## Exercise input
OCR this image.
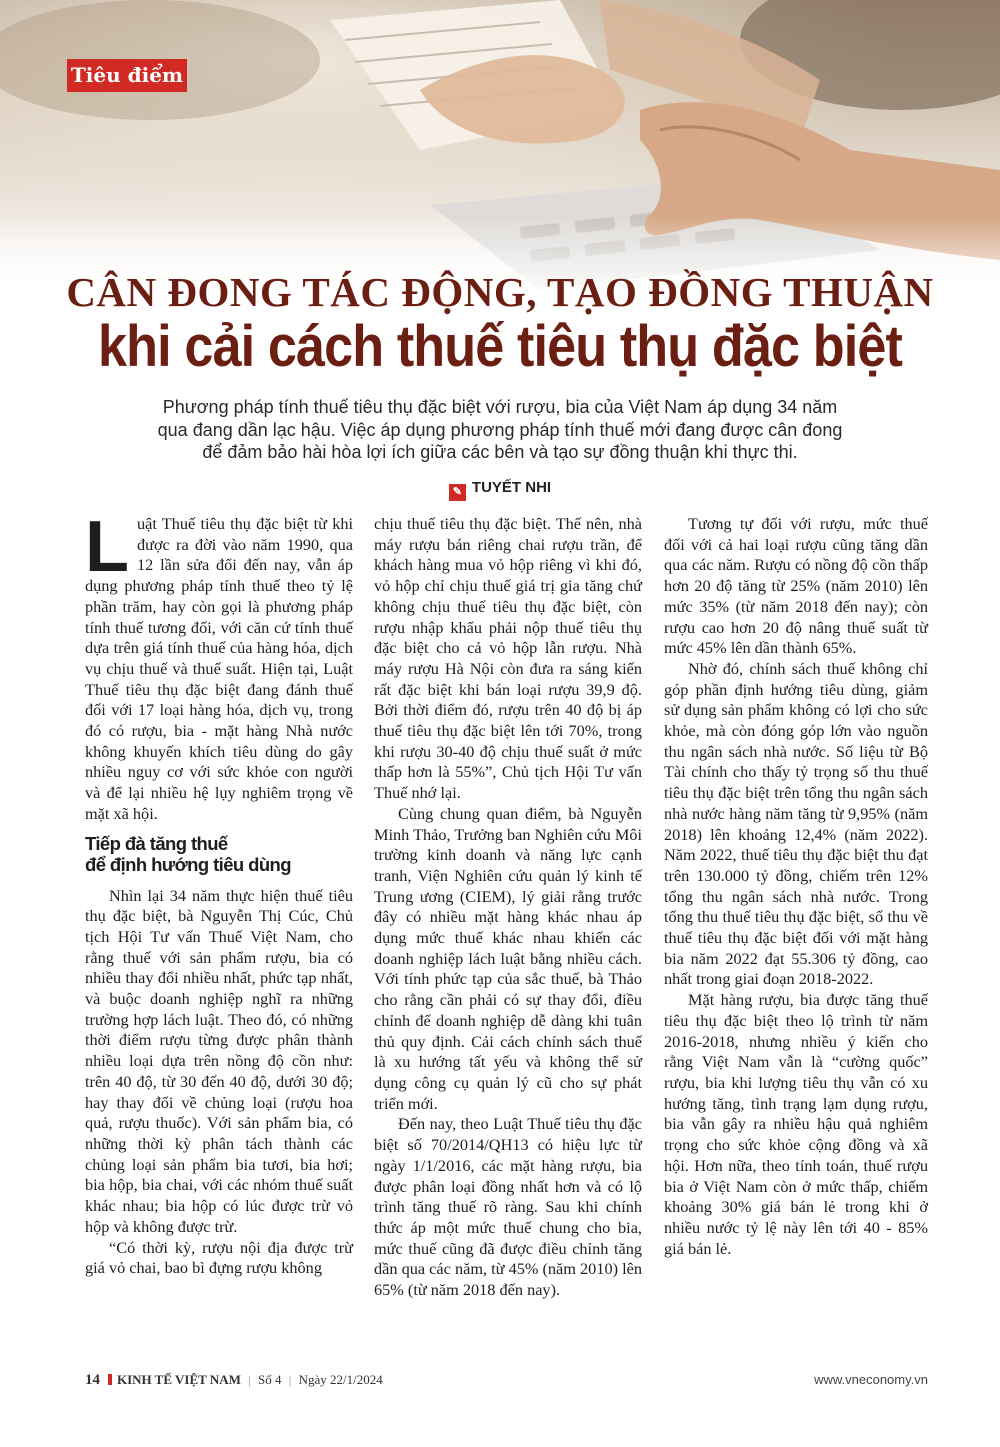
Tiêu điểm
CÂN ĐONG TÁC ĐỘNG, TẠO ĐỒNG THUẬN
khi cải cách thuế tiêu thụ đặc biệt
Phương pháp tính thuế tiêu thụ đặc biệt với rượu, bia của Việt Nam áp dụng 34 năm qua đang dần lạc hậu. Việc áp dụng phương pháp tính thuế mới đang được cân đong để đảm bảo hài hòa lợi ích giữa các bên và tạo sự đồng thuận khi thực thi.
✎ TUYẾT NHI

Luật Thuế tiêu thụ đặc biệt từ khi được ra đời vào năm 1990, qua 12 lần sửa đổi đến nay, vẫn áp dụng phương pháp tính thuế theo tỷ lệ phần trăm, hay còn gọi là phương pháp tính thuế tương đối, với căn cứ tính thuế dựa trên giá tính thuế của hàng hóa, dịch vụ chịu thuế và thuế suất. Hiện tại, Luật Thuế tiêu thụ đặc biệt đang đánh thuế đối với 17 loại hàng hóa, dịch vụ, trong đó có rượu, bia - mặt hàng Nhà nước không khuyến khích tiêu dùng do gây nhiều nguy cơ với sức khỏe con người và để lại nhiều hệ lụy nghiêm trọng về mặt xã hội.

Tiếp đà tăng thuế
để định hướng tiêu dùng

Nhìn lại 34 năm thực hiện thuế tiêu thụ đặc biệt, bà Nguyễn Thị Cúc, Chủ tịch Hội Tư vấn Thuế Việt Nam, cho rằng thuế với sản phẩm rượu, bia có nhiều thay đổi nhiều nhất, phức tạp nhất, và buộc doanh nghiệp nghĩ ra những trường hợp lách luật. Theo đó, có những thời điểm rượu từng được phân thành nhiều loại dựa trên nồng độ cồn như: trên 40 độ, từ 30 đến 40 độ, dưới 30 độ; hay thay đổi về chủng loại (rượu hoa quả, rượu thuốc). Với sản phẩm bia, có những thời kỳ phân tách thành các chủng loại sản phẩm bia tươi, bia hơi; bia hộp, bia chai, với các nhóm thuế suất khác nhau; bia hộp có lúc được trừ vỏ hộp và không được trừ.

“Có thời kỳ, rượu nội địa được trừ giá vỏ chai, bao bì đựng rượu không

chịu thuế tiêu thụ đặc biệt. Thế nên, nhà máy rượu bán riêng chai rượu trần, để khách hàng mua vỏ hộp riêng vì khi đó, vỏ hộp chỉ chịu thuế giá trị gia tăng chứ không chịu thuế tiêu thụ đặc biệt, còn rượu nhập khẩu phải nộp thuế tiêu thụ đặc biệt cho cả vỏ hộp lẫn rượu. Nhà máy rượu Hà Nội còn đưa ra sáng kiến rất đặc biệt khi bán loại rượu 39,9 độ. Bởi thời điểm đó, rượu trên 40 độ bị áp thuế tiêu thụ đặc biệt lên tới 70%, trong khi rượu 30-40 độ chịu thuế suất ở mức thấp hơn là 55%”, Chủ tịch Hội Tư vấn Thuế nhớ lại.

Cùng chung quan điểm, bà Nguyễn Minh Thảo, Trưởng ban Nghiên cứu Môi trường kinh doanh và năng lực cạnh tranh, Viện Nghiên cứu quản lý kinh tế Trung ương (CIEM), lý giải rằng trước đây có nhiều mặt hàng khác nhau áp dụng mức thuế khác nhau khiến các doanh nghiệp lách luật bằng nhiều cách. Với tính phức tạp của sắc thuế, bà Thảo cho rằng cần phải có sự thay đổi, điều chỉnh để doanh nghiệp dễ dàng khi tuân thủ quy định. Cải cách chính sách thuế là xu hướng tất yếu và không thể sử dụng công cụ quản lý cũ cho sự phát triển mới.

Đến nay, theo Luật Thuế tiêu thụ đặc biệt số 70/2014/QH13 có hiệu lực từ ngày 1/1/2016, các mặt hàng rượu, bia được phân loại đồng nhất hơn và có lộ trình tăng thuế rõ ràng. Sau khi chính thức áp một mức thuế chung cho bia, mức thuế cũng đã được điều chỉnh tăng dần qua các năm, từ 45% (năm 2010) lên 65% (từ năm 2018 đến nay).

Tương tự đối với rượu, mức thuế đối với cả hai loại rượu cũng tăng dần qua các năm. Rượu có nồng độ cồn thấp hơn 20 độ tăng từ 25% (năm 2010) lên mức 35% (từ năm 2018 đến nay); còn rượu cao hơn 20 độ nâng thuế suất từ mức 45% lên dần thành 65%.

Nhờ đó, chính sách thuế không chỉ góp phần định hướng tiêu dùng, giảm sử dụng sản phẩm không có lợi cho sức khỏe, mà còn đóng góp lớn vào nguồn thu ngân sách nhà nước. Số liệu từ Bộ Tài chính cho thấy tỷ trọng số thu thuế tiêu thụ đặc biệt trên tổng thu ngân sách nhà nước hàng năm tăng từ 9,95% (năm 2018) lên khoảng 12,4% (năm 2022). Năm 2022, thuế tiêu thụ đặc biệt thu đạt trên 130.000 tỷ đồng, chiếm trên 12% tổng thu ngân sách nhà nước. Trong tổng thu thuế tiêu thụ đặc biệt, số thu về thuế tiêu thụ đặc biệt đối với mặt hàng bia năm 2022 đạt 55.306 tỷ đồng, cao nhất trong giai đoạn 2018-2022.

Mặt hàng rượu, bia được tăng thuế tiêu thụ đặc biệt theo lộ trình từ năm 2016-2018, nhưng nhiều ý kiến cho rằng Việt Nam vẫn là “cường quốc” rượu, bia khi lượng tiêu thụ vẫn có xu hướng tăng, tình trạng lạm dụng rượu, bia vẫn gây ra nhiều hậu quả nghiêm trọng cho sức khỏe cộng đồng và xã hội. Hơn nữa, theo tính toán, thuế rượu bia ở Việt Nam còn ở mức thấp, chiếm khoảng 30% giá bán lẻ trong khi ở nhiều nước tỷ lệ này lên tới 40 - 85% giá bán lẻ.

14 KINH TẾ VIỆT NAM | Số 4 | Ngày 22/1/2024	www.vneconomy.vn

## Directions
Using the records above, say how many lines include the string "trình". Only the number is wanted.

## Answer to the exercise
2